** WHAT TO WORK ON **
Show every line that has the string "this" in it.

** RAW DATA **
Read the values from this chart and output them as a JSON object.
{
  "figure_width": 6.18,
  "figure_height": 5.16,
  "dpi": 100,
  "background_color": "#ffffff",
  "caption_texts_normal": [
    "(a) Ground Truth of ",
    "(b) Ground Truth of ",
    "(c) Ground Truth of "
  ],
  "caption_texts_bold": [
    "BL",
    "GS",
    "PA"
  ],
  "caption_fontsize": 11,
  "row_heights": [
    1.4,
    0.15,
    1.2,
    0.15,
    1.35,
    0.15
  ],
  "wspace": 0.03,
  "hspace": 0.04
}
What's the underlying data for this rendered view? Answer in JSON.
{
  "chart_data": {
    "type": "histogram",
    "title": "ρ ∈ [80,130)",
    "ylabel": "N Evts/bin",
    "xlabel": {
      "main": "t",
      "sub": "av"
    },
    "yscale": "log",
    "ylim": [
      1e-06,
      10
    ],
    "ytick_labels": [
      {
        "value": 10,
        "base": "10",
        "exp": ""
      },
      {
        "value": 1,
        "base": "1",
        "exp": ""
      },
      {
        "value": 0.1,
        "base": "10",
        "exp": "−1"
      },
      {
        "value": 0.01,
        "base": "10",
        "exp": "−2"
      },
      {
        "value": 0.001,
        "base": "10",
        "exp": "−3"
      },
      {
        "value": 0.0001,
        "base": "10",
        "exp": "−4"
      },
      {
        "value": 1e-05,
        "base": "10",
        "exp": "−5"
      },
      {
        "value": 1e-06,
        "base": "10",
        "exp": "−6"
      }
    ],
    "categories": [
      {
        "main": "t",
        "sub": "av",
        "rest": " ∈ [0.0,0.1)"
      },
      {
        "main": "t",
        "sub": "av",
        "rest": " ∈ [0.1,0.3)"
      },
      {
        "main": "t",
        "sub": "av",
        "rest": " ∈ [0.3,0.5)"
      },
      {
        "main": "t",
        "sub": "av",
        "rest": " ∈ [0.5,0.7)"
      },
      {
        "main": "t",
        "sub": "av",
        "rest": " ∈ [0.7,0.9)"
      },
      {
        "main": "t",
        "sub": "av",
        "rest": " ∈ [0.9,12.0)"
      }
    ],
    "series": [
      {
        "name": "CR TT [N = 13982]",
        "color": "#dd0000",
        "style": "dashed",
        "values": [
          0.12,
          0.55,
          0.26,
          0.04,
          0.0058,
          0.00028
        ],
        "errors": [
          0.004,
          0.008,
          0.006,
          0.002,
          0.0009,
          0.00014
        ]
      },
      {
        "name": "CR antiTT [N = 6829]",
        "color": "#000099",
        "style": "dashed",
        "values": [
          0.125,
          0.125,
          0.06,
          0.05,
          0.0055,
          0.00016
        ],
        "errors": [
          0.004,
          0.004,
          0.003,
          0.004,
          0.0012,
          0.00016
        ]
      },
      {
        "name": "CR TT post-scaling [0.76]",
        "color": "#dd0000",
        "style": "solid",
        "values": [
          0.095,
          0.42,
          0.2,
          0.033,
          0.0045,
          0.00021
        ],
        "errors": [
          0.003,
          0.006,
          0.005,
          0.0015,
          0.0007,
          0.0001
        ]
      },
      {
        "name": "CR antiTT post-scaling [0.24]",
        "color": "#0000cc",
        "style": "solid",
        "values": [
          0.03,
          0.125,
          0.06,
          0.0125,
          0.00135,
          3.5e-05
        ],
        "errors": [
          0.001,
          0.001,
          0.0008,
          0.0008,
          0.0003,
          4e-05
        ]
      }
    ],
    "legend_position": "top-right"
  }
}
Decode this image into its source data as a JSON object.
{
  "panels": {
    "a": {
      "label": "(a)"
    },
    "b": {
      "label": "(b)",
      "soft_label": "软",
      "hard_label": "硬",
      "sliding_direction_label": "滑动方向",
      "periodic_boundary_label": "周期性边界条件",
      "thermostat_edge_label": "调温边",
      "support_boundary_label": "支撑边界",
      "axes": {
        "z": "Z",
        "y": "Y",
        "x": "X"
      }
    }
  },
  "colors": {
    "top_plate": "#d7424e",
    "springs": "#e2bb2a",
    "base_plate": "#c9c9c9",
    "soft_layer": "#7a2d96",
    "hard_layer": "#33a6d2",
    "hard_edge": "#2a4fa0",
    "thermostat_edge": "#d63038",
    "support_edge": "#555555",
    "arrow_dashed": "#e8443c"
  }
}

** COMPLETED TASK **
Read the values from this chart and output them as a JSON object.
What's the underlying data for this rendered view? Answer in JSON.
Decode this image into its source data as a JSON object.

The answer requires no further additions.